*YOUR INSTRUCTIONS*: Starting at the line below that contains "What's the underlying", print each line through the end of the records exactly as it appears.

Records from a dataset:
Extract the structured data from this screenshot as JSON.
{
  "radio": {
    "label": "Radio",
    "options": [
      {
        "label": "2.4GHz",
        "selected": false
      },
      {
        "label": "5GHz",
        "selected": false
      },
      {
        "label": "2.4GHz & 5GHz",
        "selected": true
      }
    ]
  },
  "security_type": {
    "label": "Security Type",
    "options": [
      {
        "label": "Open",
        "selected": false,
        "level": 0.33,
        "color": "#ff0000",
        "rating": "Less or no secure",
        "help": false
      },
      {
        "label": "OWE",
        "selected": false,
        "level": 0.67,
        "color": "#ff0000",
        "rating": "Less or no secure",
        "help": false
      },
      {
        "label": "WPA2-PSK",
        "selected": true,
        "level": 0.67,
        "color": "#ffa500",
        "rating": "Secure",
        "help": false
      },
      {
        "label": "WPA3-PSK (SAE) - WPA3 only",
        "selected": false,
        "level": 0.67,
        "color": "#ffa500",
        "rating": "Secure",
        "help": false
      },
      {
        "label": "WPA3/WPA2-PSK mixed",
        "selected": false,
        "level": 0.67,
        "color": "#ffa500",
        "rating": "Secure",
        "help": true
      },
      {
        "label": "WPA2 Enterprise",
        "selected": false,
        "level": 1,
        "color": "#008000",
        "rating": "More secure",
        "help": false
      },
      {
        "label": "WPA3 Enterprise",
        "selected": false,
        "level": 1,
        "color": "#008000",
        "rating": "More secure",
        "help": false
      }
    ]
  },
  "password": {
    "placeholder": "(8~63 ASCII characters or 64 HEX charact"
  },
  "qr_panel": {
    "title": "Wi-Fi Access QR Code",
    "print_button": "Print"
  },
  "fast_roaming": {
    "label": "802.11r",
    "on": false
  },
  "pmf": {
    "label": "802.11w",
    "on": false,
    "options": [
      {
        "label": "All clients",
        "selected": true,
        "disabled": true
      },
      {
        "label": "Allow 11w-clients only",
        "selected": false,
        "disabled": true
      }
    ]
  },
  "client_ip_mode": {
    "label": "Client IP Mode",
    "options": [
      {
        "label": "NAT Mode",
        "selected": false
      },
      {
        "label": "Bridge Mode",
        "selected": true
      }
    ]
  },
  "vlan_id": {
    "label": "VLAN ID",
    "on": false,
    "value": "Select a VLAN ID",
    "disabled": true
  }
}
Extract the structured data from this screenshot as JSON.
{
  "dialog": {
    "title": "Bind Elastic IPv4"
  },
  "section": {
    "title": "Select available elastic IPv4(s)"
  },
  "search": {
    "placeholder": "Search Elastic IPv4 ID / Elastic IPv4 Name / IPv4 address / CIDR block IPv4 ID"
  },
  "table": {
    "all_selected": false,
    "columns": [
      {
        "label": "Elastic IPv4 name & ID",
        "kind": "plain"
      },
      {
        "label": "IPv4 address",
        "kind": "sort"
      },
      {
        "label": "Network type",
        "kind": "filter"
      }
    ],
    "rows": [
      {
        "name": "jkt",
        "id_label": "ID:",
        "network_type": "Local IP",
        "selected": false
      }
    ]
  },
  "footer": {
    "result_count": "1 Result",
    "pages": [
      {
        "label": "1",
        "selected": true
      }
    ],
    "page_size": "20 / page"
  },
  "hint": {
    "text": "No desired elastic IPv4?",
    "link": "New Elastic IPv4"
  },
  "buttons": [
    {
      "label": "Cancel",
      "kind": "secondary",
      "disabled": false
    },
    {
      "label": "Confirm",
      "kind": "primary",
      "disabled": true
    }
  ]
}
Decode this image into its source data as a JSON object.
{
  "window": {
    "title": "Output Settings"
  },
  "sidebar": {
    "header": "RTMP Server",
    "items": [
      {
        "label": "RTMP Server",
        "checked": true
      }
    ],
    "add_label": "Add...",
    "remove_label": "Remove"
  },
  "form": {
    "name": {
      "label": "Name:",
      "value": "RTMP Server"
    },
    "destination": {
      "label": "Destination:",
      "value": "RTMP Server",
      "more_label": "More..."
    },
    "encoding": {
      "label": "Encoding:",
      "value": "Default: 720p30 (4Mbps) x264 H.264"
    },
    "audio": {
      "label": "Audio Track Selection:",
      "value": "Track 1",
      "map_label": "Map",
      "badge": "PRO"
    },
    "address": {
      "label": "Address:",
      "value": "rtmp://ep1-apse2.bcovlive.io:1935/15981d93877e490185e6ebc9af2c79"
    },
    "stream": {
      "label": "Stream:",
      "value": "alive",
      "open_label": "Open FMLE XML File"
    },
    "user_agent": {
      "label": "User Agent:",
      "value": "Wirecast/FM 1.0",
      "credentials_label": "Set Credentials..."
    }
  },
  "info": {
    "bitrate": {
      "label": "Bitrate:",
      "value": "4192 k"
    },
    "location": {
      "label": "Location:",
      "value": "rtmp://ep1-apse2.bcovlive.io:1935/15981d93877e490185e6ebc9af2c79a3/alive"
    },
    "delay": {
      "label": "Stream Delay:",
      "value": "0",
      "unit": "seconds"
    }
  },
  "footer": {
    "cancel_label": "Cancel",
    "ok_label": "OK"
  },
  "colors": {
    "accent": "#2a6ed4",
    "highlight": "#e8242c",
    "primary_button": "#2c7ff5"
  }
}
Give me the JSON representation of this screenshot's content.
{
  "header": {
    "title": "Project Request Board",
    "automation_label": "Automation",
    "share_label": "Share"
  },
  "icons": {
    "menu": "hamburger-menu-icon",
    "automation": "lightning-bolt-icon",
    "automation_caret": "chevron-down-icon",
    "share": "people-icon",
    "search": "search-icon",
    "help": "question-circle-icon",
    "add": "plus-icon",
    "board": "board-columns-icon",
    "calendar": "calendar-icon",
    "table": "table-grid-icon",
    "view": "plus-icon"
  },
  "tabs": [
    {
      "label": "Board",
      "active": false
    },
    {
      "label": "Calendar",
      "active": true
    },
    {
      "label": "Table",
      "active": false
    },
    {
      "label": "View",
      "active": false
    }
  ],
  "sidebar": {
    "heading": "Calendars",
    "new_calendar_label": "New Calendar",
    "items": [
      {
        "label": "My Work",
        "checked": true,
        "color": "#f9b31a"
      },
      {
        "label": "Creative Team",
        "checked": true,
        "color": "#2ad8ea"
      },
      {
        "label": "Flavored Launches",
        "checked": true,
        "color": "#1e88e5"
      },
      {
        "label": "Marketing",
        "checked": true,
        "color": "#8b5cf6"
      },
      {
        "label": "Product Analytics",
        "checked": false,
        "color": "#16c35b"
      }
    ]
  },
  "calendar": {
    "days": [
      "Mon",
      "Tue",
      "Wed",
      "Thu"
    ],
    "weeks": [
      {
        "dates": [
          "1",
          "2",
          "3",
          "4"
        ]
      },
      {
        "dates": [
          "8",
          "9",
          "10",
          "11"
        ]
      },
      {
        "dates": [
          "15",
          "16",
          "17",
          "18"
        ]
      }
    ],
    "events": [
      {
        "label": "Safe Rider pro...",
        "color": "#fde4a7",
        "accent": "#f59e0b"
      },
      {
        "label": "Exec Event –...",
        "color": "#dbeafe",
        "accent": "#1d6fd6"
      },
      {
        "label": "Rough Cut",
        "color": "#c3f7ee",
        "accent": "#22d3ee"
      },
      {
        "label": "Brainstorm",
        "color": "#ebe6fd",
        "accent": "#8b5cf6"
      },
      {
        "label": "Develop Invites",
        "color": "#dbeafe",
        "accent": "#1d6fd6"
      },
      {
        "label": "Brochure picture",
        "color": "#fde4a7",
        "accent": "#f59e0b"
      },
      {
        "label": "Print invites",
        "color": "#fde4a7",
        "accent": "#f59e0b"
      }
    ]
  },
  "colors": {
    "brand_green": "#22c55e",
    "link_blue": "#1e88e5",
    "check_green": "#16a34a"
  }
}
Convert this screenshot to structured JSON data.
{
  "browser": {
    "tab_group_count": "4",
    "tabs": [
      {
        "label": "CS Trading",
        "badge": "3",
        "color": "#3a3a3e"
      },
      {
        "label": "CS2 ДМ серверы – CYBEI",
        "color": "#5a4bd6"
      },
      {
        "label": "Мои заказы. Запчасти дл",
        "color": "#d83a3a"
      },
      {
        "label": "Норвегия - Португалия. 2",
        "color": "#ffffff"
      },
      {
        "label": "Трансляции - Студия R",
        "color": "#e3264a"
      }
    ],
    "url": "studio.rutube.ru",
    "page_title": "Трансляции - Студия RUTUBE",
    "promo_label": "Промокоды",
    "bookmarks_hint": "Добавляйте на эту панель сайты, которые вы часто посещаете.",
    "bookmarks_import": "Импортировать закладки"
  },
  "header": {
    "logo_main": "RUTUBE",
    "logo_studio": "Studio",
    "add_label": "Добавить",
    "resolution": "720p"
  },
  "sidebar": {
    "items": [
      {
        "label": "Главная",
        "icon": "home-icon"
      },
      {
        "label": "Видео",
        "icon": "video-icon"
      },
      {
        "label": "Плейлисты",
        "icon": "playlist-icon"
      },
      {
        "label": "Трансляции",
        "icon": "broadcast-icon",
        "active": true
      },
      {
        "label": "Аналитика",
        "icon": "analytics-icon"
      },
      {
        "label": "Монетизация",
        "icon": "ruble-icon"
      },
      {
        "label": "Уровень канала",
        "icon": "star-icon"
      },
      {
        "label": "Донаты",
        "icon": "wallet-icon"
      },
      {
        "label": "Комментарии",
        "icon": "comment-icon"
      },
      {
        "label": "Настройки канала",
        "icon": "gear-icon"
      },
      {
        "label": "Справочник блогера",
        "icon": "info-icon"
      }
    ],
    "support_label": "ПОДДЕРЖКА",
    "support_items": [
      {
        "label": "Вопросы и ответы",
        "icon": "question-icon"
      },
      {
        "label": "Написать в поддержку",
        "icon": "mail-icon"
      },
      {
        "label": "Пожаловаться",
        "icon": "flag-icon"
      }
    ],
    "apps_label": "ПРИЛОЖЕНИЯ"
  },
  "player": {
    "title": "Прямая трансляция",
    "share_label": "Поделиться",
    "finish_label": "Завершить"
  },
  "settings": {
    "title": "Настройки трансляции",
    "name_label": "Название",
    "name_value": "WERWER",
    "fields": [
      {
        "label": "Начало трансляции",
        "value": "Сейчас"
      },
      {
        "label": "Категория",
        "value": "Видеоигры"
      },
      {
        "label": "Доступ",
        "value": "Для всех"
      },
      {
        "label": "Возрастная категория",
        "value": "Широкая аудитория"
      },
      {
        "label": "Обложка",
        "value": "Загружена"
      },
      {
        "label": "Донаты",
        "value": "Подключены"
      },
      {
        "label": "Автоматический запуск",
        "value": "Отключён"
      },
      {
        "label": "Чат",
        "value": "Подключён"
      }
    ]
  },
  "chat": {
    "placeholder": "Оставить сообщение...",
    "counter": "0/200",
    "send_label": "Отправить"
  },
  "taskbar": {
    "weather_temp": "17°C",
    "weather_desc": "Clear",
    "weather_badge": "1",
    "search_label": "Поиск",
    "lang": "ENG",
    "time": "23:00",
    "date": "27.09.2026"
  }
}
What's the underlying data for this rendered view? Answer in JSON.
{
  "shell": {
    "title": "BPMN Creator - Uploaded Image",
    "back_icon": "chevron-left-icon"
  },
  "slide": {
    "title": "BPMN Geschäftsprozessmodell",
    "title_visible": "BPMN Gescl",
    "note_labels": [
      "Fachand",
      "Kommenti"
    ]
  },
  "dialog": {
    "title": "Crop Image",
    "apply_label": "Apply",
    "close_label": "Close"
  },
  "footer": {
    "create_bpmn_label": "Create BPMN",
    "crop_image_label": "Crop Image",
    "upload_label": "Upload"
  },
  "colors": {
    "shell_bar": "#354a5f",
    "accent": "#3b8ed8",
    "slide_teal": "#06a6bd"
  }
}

*COMPLETED EXERCISE*:
What's the underlying data for this rendered view? Answer in JSON.
{
  "shell": {
    "title": "BPMN Creator - Uploaded Image",
    "back_icon": "chevron-left-icon"
  },
  "slide": {
    "title": "BPMN Geschäftsprozessmodell",
    "title_visible": "BPMN Gescl",
    "note_labels": [
      "Fachand",
      "Kommenti"
    ]
  },
  "dialog": {
    "title": "Crop Image",
    "apply_label": "Apply",
    "close_label": "Close"
  },
  "footer": {
    "create_bpmn_label": "Create BPMN",
    "crop_image_label": "Crop Image",
    "upload_label": "Upload"
  },
  "colors": {
    "shell_bar": "#354a5f",
    "accent": "#3b8ed8",
    "slide_teal": "#06a6bd"
  }
}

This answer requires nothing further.